=== Recorded information ===

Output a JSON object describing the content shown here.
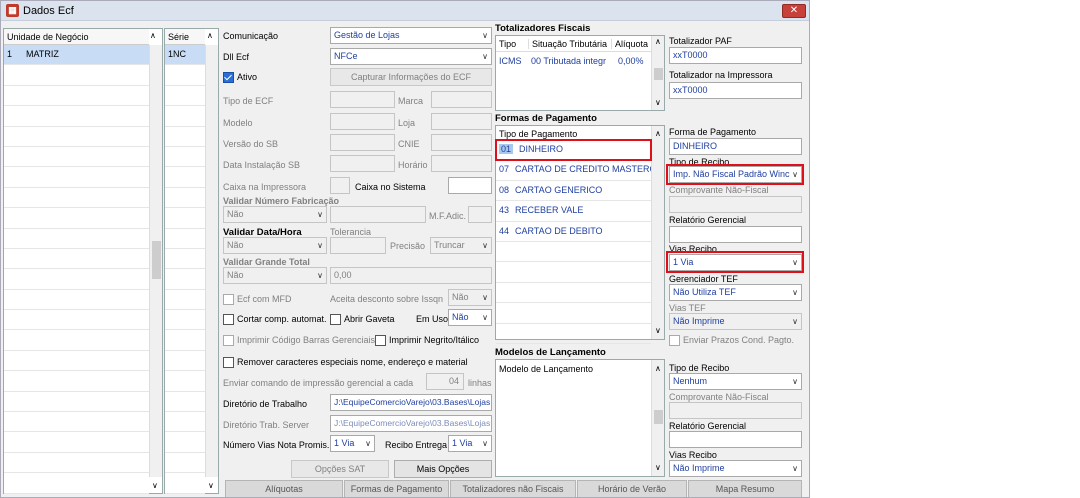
{
  "window": {
    "title": "Dados Ecf",
    "close_icon": "close-icon"
  },
  "unidades": {
    "header": "Unidade de Negócio",
    "rows": [
      {
        "code": "1",
        "name": "MATRIZ"
      }
    ]
  },
  "series": {
    "header": "Série",
    "rows": [
      "1NC"
    ]
  },
  "form": {
    "comunicacao_label": "Comunicação",
    "comunicacao_value": "Gestão de Lojas",
    "dll_label": "Dll Ecf",
    "dll_value": "NFCe",
    "ativo_label": "Ativo",
    "capturar_label": "Capturar Informações do ECF",
    "tipo_label": "Tipo de ECF",
    "marca_label": "Marca",
    "modelo_label": "Modelo",
    "loja_label": "Loja",
    "versao_label": "Versão do SB",
    "cnie_label": "CNIE",
    "data_label": "Data Instalação SB",
    "horario_label": "Horário",
    "caixa_imp_label": "Caixa na Impressora",
    "caixa_sis_label": "Caixa no Sistema",
    "validar_num_label": "Validar Número Fabricação",
    "validar_num_value": "Não",
    "mfadic_label": "M.F.Adic.",
    "validar_data_label": "Validar Data/Hora",
    "tolerancia_label": "Tolerancia",
    "validar_data_value": "Não",
    "precisao_label": "Precisão",
    "precisao_value": "Truncar",
    "validar_gt_label": "Validar Grande Total",
    "validar_gt_value": "Não",
    "gt_value": "0,00",
    "ecf_mfd_label": "Ecf com MFD",
    "aceita_desc_label": "Aceita desconto sobre Issqn",
    "aceita_desc_value": "Não",
    "cortar_label": "Cortar comp. automat.",
    "abrir_gaveta_label": "Abrir Gaveta",
    "em_uso_label": "Em Uso",
    "em_uso_value": "Não",
    "imprimir_cb_label": "Imprimir Código Barras Gerenciais",
    "imprimir_neg_label": "Imprimir Negrito/Itálico",
    "remover_label": "Remover caracteres especiais nome, endereço e material",
    "enviar_label": "Enviar comando de impressão gerencial a cada",
    "enviar_value": "04",
    "linhas_label": "linhas",
    "dir_trab_label": "Diretório de Trabalho",
    "dir_trab_value": "J:\\EquipeComercioVarejo\\03.Bases\\Lojas",
    "dir_server_label": "Diretório Trab. Server",
    "dir_server_value": "J:\\EquipeComercioVarejo\\03.Bases\\Lojas",
    "num_vias_label": "Número Vias Nota Promis.",
    "num_vias_value": "1 Via",
    "recibo_entrega_label": "Recibo Entrega",
    "recibo_entrega_value": "1 Via",
    "opcoes_sat_label": "Opções SAT",
    "mais_opcoes_label": "Mais Opções"
  },
  "totalizadores": {
    "title": "Totalizadores Fiscais",
    "headers": [
      "Tipo",
      "Situação Tributária",
      "Alíquota"
    ],
    "rows": [
      {
        "tipo": "ICMS",
        "situacao": "00 Tributada integr",
        "aliquota": "0,00%"
      }
    ],
    "paf_label": "Totalizador PAF",
    "paf_value": "xxT0000",
    "imp_label": "Totalizador na Impressora",
    "imp_value": "xxT0000"
  },
  "formas": {
    "title": "Formas de Pagamento",
    "header": "Tipo de Pagamento",
    "rows": [
      {
        "code": "01",
        "name": "DINHEIRO"
      },
      {
        "code": "07",
        "name": "CARTAO DE CREDITO MASTERCAR"
      },
      {
        "code": "08",
        "name": "CARTAO GENERICO"
      },
      {
        "code": "43",
        "name": "RECEBER VALE"
      },
      {
        "code": "44",
        "name": "CARTAO DE DEBITO"
      }
    ],
    "forma_label": "Forma de Pagamento",
    "forma_value": "DINHEIRO",
    "tipo_recibo_label": "Tipo de Recibo",
    "tipo_recibo_value": "Imp. Não Fiscal Padrão Winc",
    "comprovante_label": "Comprovante Não-Fiscal",
    "relatorio_label": "Relatório Gerencial",
    "vias_label": "Vias Recibo",
    "vias_value": "1 Via",
    "gerenciador_label": "Gerenciador TEF",
    "gerenciador_value": "Não Utiliza TEF",
    "vias_tef_label": "Vias TEF",
    "vias_tef_value": "Não Imprime",
    "enviar_prazos_label": "Enviar Prazos Cond. Pagto."
  },
  "modelos": {
    "title": "Modelos de Lançamento",
    "header": "Modelo de Lançamento",
    "tipo_recibo_label": "Tipo de Recibo",
    "tipo_recibo_value": "Nenhum",
    "comprovante_label": "Comprovante Não-Fiscal",
    "relatorio_label": "Relatório Gerencial",
    "vias_label": "Vias Recibo",
    "vias_value": "Não Imprime"
  },
  "tabs": [
    "Alíquotas",
    "Formas de Pagamento",
    "Totalizadores não Fiscais",
    "Horário de Verão",
    "Mapa Resumo"
  ]
}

===

§ Problem
Copy each line above precisely, dropping the pictures.

§ Answer below
Output a JSON object describing the content shown here.
{
  "window": {
    "title": "Dados Ecf",
    "close_icon": "close-icon"
  },
  "unidades": {
    "header": "Unidade de Negócio",
    "rows": [
      {
        "code": "1",
        "name": "MATRIZ"
      }
    ]
  },
  "series": {
    "header": "Série",
    "rows": [
      "1NC"
    ]
  },
  "form": {
    "comunicacao_label": "Comunicação",
    "comunicacao_value": "Gestão de Lojas",
    "dll_label": "Dll Ecf",
    "dll_value": "NFCe",
    "ativo_label": "Ativo",
    "capturar_label": "Capturar Informações do ECF",
    "tipo_label": "Tipo de ECF",
    "marca_label": "Marca",
    "modelo_label": "Modelo",
    "loja_label": "Loja",
    "versao_label": "Versão do SB",
    "cnie_label": "CNIE",
    "data_label": "Data Instalação SB",
    "horario_label": "Horário",
    "caixa_imp_label": "Caixa na Impressora",
    "caixa_sis_label": "Caixa no Sistema",
    "validar_num_label": "Validar Número Fabricação",
    "validar_num_value": "Não",
    "mfadic_label": "M.F.Adic.",
    "validar_data_label": "Validar Data/Hora",
    "tolerancia_label": "Tolerancia",
    "validar_data_value": "Não",
    "precisao_label": "Precisão",
    "precisao_value": "Truncar",
    "validar_gt_label": "Validar Grande Total",
    "validar_gt_value": "Não",
    "gt_value": "0,00",
    "ecf_mfd_label": "Ecf com MFD",
    "aceita_desc_label": "Aceita desconto sobre Issqn",
    "aceita_desc_value": "Não",
    "cortar_label": "Cortar comp. automat.",
    "abrir_gaveta_label": "Abrir Gaveta",
    "em_uso_label": "Em Uso",
    "em_uso_value": "Não",
    "imprimir_cb_label": "Imprimir Código Barras Gerenciais",
    "imprimir_neg_label": "Imprimir Negrito/Itálico",
    "remover_label": "Remover caracteres especiais nome, endereço e material",
    "enviar_label": "Enviar comando de impressão gerencial a cada",
    "enviar_value": "04",
    "linhas_label": "linhas",
    "dir_trab_label": "Diretório de Trabalho",
    "dir_trab_value": "J:\\EquipeComercioVarejo\\03.Bases\\Lojas",
    "dir_server_label": "Diretório Trab. Server",
    "dir_server_value": "J:\\EquipeComercioVarejo\\03.Bases\\Lojas",
    "num_vias_label": "Número Vias Nota Promis.",
    "num_vias_value": "1 Via",
    "recibo_entrega_label": "Recibo Entrega",
    "recibo_entrega_value": "1 Via",
    "opcoes_sat_label": "Opções SAT",
    "mais_opcoes_label": "Mais Opções"
  },
  "totalizadores": {
    "title": "Totalizadores Fiscais",
    "headers": [
      "Tipo",
      "Situação Tributária",
      "Alíquota"
    ],
    "rows": [
      {
        "tipo": "ICMS",
        "situacao": "00 Tributada integr",
        "aliquota": "0,00%"
      }
    ],
    "paf_label": "Totalizador PAF",
    "paf_value": "xxT0000",
    "imp_label": "Totalizador na Impressora",
    "imp_value": "xxT0000"
  },
  "formas": {
    "title": "Formas de Pagamento",
    "header": "Tipo de Pagamento",
    "rows": [
      {
        "code": "01",
        "name": "DINHEIRO"
      },
      {
        "code": "07",
        "name": "CARTAO DE CREDITO MASTERCAR"
      },
      {
        "code": "08",
        "name": "CARTAO GENERICO"
      },
      {
        "code": "43",
        "name": "RECEBER VALE"
      },
      {
        "code": "44",
        "name": "CARTAO DE DEBITO"
      }
    ],
    "forma_label": "Forma de Pagamento",
    "forma_value": "DINHEIRO",
    "tipo_recibo_label": "Tipo de Recibo",
    "tipo_recibo_value": "Imp. Não Fiscal Padrão Winc",
    "comprovante_label": "Comprovante Não-Fiscal",
    "relatorio_label": "Relatório Gerencial",
    "vias_label": "Vias Recibo",
    "vias_value": "1 Via",
    "gerenciador_label": "Gerenciador TEF",
    "gerenciador_value": "Não Utiliza TEF",
    "vias_tef_label": "Vias TEF",
    "vias_tef_value": "Não Imprime",
    "enviar_prazos_label": "Enviar Prazos Cond. Pagto."
  },
  "modelos": {
    "title": "Modelos de Lançamento",
    "header": "Modelo de Lançamento",
    "tipo_recibo_label": "Tipo de Recibo",
    "tipo_recibo_value": "Nenhum",
    "comprovante_label": "Comprovante Não-Fiscal",
    "relatorio_label": "Relatório Gerencial",
    "vias_label": "Vias Recibo",
    "vias_value": "Não Imprime"
  },
  "tabs": [
    "Alíquotas",
    "Formas de Pagamento",
    "Totalizadores não Fiscais",
    "Horário de Verão",
    "Mapa Resumo"
  ]
}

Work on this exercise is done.